Kaynak metin:
--------------------------------------------------

SAHİH-İ MÜSLİM

SAHABE

 

5 - باب في فضل سعد بن أبي وقاص، رضي الله عنه

5- SA'D BİN EBİ VAKKAS (R.A.)'IN FAZİLETİ HAKKINDA BİR BAB

 

39 - (2410) حدثنا عبدالله بن مسلمة بن قعنب. حدثنا سليمان بن بلال عن يحيى بن سعيد، عن عبدالله بن عامر بن ربيعة، عن عائشة قالت : أرق رسول الله صلى الله عليه وسلم ذات ليلة. فقال: ليت رجلا صالحا من أصحابي يحرسني الليلة. قالت وسمعنا صوت السلاح. فقال رسول الله صلى الله عليه وسلم "من هذا؟" قال سعد بن أبي وقاص: يا رسول الله! جئت أحرسك.

قال عائشة: فنام رسول الله صلى الله عليه وسلم حتى سمعت غطيطه.

 

6180-39/1- Bize Abdullah b. Mesleme b. Ka'neb tahdis etti, bize Süleyman b. Bilal, Yahya b. Said'den tahdis etti, o Abdullah b. Amir b. Rebia'den, o Aişe’DEN şöyle dediğini rivayet etti: Bir gece Resulullah (Sallallahu aleyhi ve Sellem)'in uykusu kaçtı. Bunun üzerine: "Keşke bu gece ashabımdan salih bir adam beni korusa" buyurdu. Aişe dedi ki: Bu arada silah sesi duyduk. Resulullah (Sallallahu aleyhi ve Sellem): "Kim o" buyurdu. Sa'd b. Ebi Vakkas: Ey Allah'ın Rasulü! Seni korumaya geldim, dedi.

--------------------------------------------------

Veri alıntısı:
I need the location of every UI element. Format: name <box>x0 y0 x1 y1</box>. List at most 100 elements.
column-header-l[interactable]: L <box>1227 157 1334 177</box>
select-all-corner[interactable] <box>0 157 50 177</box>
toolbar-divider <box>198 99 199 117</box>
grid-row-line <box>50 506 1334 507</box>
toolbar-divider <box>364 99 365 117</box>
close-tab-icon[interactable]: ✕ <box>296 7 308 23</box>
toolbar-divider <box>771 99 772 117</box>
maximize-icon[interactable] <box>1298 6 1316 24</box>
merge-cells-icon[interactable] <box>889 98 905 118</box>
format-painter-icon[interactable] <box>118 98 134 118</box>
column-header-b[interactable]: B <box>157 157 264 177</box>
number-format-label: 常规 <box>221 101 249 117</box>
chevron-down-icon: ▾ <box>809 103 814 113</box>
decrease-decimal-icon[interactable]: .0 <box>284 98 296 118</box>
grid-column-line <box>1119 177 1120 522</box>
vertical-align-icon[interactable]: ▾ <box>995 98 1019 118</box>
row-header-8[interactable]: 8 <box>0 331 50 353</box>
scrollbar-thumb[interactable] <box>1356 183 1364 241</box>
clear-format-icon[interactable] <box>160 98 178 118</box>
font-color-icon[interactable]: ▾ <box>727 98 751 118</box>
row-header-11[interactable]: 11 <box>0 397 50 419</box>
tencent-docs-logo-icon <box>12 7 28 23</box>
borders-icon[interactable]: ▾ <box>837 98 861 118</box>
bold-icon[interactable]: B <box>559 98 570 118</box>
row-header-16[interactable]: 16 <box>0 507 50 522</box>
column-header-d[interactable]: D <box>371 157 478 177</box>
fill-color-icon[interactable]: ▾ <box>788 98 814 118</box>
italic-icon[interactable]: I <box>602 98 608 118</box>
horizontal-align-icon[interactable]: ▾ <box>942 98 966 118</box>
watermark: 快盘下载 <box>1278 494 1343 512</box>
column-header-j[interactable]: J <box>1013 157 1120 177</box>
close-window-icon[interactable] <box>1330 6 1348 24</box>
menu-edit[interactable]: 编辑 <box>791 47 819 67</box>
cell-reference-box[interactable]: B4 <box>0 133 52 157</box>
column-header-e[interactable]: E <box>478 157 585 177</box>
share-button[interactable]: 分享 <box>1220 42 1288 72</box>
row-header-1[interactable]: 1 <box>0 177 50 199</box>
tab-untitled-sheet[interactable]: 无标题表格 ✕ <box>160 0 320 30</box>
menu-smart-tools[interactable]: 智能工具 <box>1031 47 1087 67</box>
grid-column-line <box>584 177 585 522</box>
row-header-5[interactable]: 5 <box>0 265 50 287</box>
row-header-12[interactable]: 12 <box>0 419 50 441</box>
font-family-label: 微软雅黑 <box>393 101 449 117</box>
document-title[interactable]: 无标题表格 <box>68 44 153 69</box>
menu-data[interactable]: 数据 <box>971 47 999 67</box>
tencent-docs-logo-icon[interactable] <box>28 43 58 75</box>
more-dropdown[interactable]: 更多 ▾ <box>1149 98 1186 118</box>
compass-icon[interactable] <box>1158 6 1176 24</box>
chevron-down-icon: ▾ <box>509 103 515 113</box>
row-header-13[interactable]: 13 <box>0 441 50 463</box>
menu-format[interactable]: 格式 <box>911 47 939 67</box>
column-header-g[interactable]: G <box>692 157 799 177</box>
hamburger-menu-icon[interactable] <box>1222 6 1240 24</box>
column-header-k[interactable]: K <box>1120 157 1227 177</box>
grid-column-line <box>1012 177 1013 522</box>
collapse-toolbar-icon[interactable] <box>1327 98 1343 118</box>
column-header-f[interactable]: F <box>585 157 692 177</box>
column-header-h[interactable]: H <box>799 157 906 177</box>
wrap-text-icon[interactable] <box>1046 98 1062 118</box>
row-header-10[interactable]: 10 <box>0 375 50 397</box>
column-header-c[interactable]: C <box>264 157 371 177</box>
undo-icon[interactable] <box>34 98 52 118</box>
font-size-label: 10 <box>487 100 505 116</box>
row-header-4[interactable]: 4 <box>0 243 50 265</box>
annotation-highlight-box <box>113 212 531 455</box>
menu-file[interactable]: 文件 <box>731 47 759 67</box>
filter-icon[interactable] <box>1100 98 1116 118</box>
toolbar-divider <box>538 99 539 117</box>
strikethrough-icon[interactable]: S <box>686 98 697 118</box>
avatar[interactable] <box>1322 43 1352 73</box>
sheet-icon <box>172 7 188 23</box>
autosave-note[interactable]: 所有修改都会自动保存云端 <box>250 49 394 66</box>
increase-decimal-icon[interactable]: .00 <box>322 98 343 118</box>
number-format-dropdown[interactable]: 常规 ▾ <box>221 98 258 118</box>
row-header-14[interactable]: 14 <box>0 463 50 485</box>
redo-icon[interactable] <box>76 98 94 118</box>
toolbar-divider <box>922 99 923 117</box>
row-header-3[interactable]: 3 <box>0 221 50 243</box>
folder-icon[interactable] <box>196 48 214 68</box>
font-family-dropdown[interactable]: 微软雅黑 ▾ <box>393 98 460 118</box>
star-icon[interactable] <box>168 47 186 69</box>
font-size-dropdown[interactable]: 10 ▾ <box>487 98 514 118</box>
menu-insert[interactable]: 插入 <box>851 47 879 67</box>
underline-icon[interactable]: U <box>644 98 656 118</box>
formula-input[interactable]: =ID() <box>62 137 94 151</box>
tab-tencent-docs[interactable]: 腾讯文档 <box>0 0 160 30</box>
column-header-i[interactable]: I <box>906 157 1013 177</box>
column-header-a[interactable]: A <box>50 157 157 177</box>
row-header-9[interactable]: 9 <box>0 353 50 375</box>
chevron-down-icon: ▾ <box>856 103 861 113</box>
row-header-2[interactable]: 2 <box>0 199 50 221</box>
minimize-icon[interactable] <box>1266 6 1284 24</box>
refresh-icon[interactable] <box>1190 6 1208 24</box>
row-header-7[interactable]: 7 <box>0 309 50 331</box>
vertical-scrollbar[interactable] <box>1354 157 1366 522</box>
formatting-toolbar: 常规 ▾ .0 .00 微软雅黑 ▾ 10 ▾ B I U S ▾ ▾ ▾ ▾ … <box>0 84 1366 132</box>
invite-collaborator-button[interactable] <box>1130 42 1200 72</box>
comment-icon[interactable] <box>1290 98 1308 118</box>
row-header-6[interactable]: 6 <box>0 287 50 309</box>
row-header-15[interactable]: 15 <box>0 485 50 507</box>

--------------------------------------------------

Belirtilen amaç 1: Kaynak metindeki "قال عائشة: فنام" ifadesinden başlayıp "korumaya geldim, dedi." ifadesine kadar olan kısmı, bu ifade de dâhil olmak üzere, hiç değiştirmeden kopyalayın.
Belirtilen amaç 2:
Kaynak metne göre aşağıdaki soruları yanıtlayın.
(a) Bab hangi sahabinin faziletine dairdir?
(b) Abdullah b. Amir b. Rebia hadisi kimden rivayet etmiştir?
(c) Resulullah'ın uykusu kaçtığı gece ne dilemiştir?
Belirtilen amaç 3: Kaynak metinde "6180-39/1- Bize Abdullah b. Mesleme" diye başlayan paragrafı, ana bilgilerini koruyarak kısa bir madde listesine dönüştürün.

Sorunun çözümü 1:
قال عائشة: فنام رسول الله صلى الله عليه وسلم حتى سمعت غطيطه.

 

6180-39/1- Bize Abdullah b. Mesleme b. Ka'neb tahdis etti, bize Süleyman b. Bilal, Yahya b. Said'den tahdis etti, o Abdullah b. Amir b. Rebia'den, o Aişe’DEN şöyle dediğini rivayet etti: Bir gece Resulullah (Sallallahu aleyhi ve Sellem)'in uykusu kaçtı. Bunun üzerine: "Keşke bu gece ashabımdan salih bir adam beni korusa" buyurdu. Aişe dedi ki: Bu arada silah sesi duyduk. Resulullah (Sallallahu aleyhi ve Sellem): "Kim o" buyurdu. Sa'd b. Ebi Vakkas: Ey Allah'ın Rasulü! Seni korumaya geldim, dedi.

Sorunun çözümü 2:
(a) Sa'd bin Ebi Vakkas
(b) Aişe
(c) Ashabından salih bir adamın o gece kendisini korumasını

Sorunun çözümü 3:
- Rivayet zinciri: Abdullah b. Mesleme b. Ka'neb, Süleyman b. Bilal, Yahya b. Said, Abdullah b. Amir b. Rebia, Aişe.
- Bir gece Resulullah'ın uykusu kaçtı.
- Resulullah, ashabından salih bir adamın o gece kendisini korumasını diledi.
- Silah sesi duyuldu ve Resulullah "Kim o" diye sordu.
- Sa'd b. Ebi Vakkas, onu korumaya geldiğini söyledi.